▸ Exercise details: Only a number is expected: how many lines in the data below contain the word "JSON".

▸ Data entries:
⟨
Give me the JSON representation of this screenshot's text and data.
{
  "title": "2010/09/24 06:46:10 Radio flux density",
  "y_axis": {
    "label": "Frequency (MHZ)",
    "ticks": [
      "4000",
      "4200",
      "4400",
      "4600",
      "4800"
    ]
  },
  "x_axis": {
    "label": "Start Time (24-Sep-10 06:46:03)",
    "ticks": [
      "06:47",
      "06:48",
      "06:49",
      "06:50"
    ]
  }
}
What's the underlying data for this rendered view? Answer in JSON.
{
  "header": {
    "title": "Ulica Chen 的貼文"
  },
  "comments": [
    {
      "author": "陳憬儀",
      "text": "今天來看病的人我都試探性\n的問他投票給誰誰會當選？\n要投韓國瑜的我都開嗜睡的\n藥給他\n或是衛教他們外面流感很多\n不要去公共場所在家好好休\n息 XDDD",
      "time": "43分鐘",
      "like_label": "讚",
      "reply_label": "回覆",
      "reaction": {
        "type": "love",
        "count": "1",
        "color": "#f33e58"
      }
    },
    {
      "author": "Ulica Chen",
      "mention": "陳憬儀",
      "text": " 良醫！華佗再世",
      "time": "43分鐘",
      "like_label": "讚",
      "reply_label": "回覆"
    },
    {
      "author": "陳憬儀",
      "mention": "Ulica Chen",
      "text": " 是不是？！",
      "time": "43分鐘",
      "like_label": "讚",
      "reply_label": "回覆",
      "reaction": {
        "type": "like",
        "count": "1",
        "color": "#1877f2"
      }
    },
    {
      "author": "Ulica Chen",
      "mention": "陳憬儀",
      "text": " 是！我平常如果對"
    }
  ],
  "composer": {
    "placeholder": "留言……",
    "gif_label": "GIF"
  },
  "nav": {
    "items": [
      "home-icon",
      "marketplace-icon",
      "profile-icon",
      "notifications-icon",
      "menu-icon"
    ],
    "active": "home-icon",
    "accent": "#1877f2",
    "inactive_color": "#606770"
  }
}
⟩
▸ Full output: 2